In the entries that follow, how many lines contain the word "ylabel"? Answer with the number only.

___ Data lines ___

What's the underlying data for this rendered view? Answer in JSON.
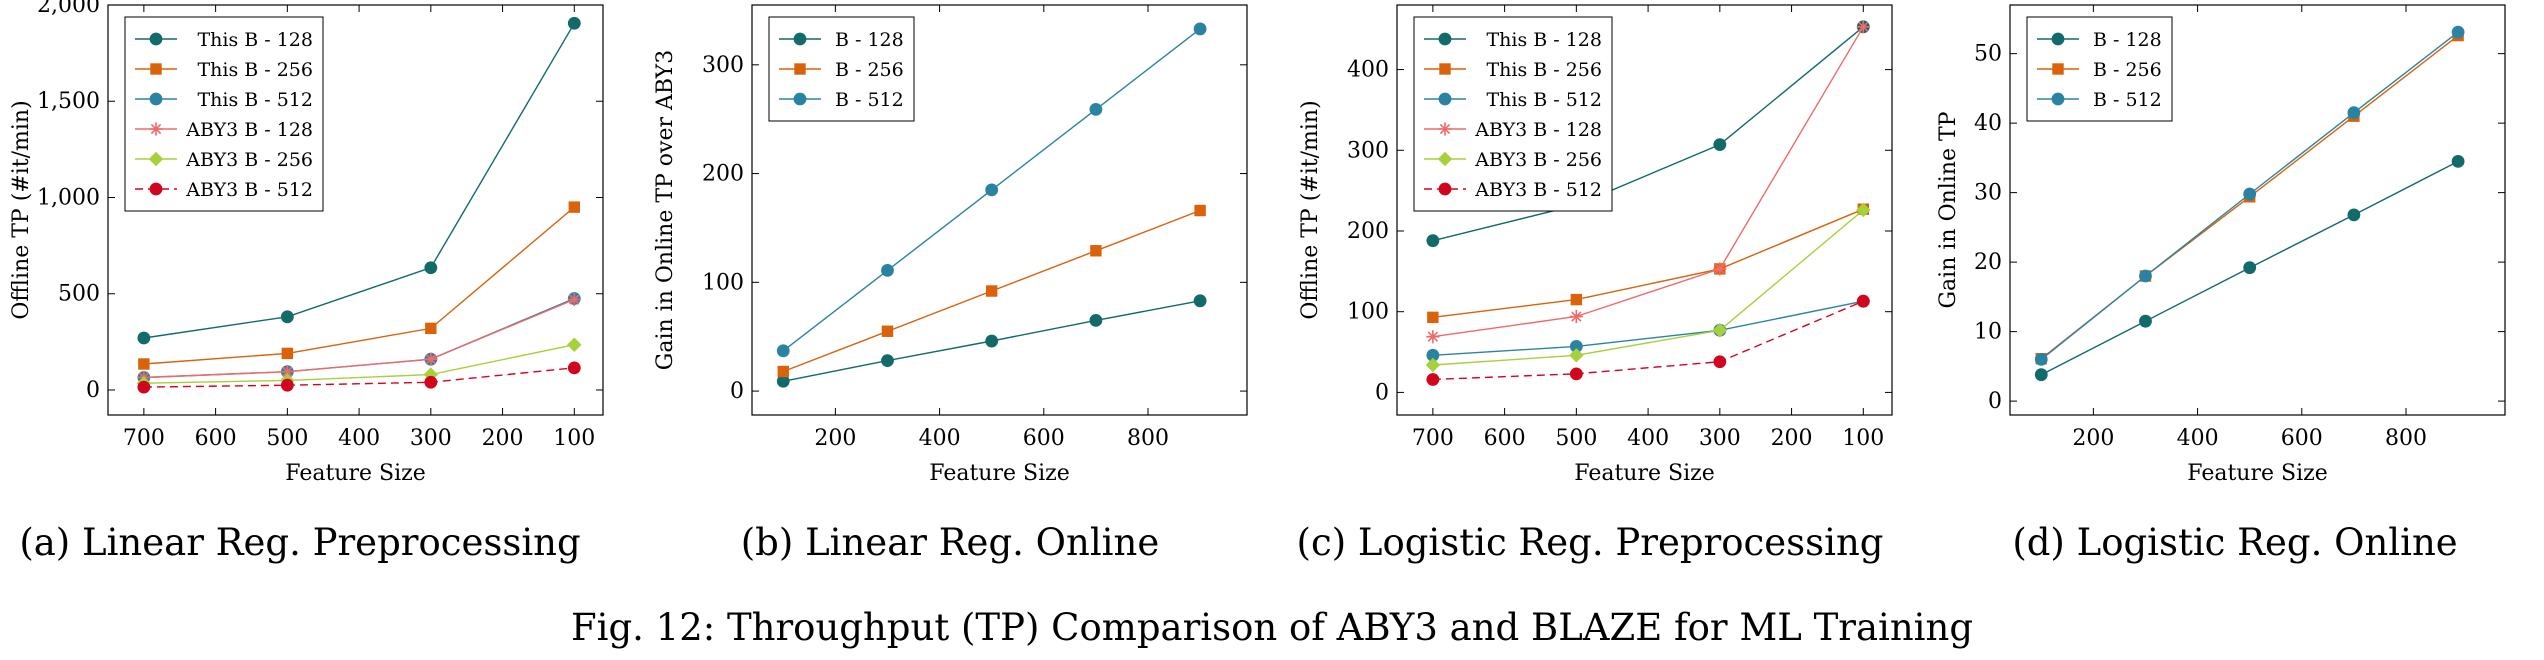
{
  "colors": {
    "teal_dark": "#126a6a",
    "orange": "#d9620a",
    "blue_teal": "#2b83a3",
    "red_light": "#f06a6a",
    "yellow_green": "#a6d13a",
    "red": "#d1061e"
  },
  "figure_caption": "Fig. 12: Throughput (TP) Comparison of ABY3 and BLAZE for ML Training",
  "chart_data": [
    {
      "type": "line",
      "caption": "(a) Linear Reg. Preprocessing",
      "xlabel": "Feature Size",
      "ylabel": "Offline TP (#it/min)",
      "xlim": [
        750,
        60
      ],
      "ylim": [
        -130,
        2000
      ],
      "xticks": [
        700,
        600,
        500,
        400,
        300,
        200,
        100
      ],
      "yticks": [
        0,
        500,
        1000,
        1500,
        2000
      ],
      "ytick_labels": [
        "0",
        "500",
        "1,000",
        "1,500",
        "2,000"
      ],
      "x": [
        700,
        500,
        300,
        100
      ],
      "legend_position": "top-left",
      "series": [
        {
          "name": "This B - 128",
          "color": "#126a6a",
          "marker": "circle",
          "dash": "",
          "values": [
            270,
            380,
            635,
            1905
          ]
        },
        {
          "name": "This B - 256",
          "color": "#d9620a",
          "marker": "square",
          "dash": "",
          "values": [
            135,
            190,
            320,
            950
          ]
        },
        {
          "name": "This B - 512",
          "color": "#2b83a3",
          "marker": "circle",
          "dash": "",
          "values": [
            65,
            95,
            160,
            475
          ]
        },
        {
          "name": "ABY3 B - 128",
          "color": "#f06a6a",
          "marker": "star",
          "dash": "",
          "values": [
            65,
            95,
            160,
            470
          ]
        },
        {
          "name": "ABY3 B - 256",
          "color": "#a6d13a",
          "marker": "diamond",
          "dash": "",
          "values": [
            35,
            50,
            80,
            235
          ]
        },
        {
          "name": "ABY3 B - 512",
          "color": "#d1061e",
          "marker": "circle",
          "dash": "8,5",
          "values": [
            15,
            25,
            40,
            115
          ]
        }
      ]
    },
    {
      "type": "line",
      "caption": "(b) Linear Reg. Online",
      "xlabel": "Feature Size",
      "ylabel": "Gain in Online TP over ABY3",
      "xlim": [
        40,
        990
      ],
      "ylim": [
        -22,
        355
      ],
      "xticks": [
        200,
        400,
        600,
        800
      ],
      "yticks": [
        0,
        100,
        200,
        300
      ],
      "ytick_labels": [
        "0",
        "100",
        "200",
        "300"
      ],
      "x": [
        100,
        300,
        500,
        700,
        900
      ],
      "legend_position": "top-left",
      "series": [
        {
          "name": "B - 128",
          "color": "#126a6a",
          "marker": "circle",
          "dash": "",
          "values": [
            9,
            28,
            46,
            65,
            83
          ]
        },
        {
          "name": "B - 256",
          "color": "#d9620a",
          "marker": "square",
          "dash": "",
          "values": [
            18,
            55,
            92,
            129,
            166
          ]
        },
        {
          "name": "B - 512",
          "color": "#2b83a3",
          "marker": "circle",
          "dash": "",
          "values": [
            37,
            111,
            185,
            259,
            333
          ]
        }
      ]
    },
    {
      "type": "line",
      "caption": "(c) Logistic Reg. Preprocessing",
      "xlabel": "Feature Size",
      "ylabel": "Offline TP (#it/min)",
      "xlim": [
        750,
        60
      ],
      "ylim": [
        -28,
        480
      ],
      "xticks": [
        700,
        600,
        500,
        400,
        300,
        200,
        100
      ],
      "yticks": [
        0,
        100,
        200,
        300,
        400
      ],
      "ytick_labels": [
        "0",
        "100",
        "200",
        "300",
        "400"
      ],
      "x": [
        700,
        500,
        300,
        100
      ],
      "legend_position": "top-left",
      "series": [
        {
          "name": "This B - 128",
          "color": "#126a6a",
          "marker": "circle",
          "dash": "",
          "values": [
            188,
            232,
            307,
            453
          ]
        },
        {
          "name": "This B - 256",
          "color": "#d9620a",
          "marker": "square",
          "dash": "",
          "values": [
            93,
            115,
            153,
            227
          ]
        },
        {
          "name": "This B - 512",
          "color": "#2b83a3",
          "marker": "circle",
          "dash": "",
          "values": [
            46,
            57,
            77,
            113
          ]
        },
        {
          "name": "ABY3 B - 128",
          "color": "#f06a6a",
          "marker": "star",
          "dash": "",
          "values": [
            69,
            94,
            153,
            453
          ]
        },
        {
          "name": "ABY3 B - 256",
          "color": "#a6d13a",
          "marker": "diamond",
          "dash": "",
          "values": [
            34,
            46,
            77,
            226
          ]
        },
        {
          "name": "ABY3 B - 512",
          "color": "#d1061e",
          "marker": "circle",
          "dash": "8,5",
          "values": [
            16,
            23,
            38,
            113
          ]
        }
      ]
    },
    {
      "type": "line",
      "caption": "(d) Logistic Reg. Online",
      "xlabel": "Feature Size",
      "ylabel": "Gain in Online TP",
      "xlim": [
        40,
        990
      ],
      "ylim": [
        -2,
        57
      ],
      "xticks": [
        200,
        400,
        600,
        800
      ],
      "yticks": [
        0,
        10,
        20,
        30,
        40,
        50
      ],
      "ytick_labels": [
        "0",
        "10",
        "20",
        "30",
        "40",
        "50"
      ],
      "x": [
        100,
        300,
        500,
        700,
        900
      ],
      "legend_position": "top-left",
      "series": [
        {
          "name": "B - 128",
          "color": "#126a6a",
          "marker": "circle",
          "dash": "",
          "values": [
            3.8,
            11.5,
            19.2,
            26.8,
            34.5
          ]
        },
        {
          "name": "B - 256",
          "color": "#d9620a",
          "marker": "square",
          "dash": "",
          "values": [
            6.1,
            18.0,
            29.4,
            41.0,
            52.6
          ]
        },
        {
          "name": "B - 512",
          "color": "#2b83a3",
          "marker": "circle",
          "dash": "",
          "values": [
            6.0,
            18.0,
            29.8,
            41.5,
            53.1
          ]
        }
      ]
    }
  ]
}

___

◆ Reply to the exercise: 4